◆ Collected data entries
☆ ☆ ☆ ☆ ☆ ☆ ☆
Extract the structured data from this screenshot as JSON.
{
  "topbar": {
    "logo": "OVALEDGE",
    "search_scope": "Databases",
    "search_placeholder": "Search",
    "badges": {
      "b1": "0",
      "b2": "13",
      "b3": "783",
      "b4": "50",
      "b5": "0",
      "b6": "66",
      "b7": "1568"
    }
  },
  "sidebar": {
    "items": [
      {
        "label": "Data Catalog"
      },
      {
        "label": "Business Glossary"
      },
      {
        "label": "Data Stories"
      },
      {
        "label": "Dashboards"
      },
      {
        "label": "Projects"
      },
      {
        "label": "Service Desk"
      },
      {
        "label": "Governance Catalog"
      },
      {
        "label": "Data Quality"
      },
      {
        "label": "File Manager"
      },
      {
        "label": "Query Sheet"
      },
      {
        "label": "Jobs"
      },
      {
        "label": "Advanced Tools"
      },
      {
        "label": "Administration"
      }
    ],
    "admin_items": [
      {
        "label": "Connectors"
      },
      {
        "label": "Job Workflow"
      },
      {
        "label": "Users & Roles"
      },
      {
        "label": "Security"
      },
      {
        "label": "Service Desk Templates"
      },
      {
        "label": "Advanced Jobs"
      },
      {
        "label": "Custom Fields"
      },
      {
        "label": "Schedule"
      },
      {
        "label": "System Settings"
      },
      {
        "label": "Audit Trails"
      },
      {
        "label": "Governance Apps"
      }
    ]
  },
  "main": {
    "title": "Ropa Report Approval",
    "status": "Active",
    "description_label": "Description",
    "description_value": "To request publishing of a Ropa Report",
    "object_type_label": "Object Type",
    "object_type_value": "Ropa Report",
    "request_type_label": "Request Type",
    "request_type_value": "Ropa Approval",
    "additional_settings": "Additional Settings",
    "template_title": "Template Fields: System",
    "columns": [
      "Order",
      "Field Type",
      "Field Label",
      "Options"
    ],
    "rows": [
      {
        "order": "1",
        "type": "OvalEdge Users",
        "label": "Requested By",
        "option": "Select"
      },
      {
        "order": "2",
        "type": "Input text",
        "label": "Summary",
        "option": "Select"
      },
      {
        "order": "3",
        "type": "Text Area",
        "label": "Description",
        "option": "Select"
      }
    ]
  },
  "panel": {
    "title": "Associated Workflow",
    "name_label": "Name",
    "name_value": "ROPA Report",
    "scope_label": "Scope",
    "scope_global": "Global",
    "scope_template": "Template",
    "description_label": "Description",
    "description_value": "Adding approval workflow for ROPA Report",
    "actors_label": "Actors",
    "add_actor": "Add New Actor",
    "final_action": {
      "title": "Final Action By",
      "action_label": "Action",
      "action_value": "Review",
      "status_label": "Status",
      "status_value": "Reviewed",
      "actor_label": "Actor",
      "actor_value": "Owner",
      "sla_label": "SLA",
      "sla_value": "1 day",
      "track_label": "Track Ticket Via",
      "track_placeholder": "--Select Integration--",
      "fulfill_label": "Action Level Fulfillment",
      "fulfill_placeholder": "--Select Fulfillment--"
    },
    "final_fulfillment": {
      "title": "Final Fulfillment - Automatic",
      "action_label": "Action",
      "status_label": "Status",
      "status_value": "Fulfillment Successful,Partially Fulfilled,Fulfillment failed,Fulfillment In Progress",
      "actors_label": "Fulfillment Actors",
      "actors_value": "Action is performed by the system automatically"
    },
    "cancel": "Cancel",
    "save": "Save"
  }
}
☆ ☆ ☆ ☆ ☆ ☆ ☆
◆ WHAT NEEDS TO BE DONE
Gather and return every line that holds the string "Advanced".

◆ REPLY
        "label": "Advanced Tools"
        "label": "Advanced Jobs"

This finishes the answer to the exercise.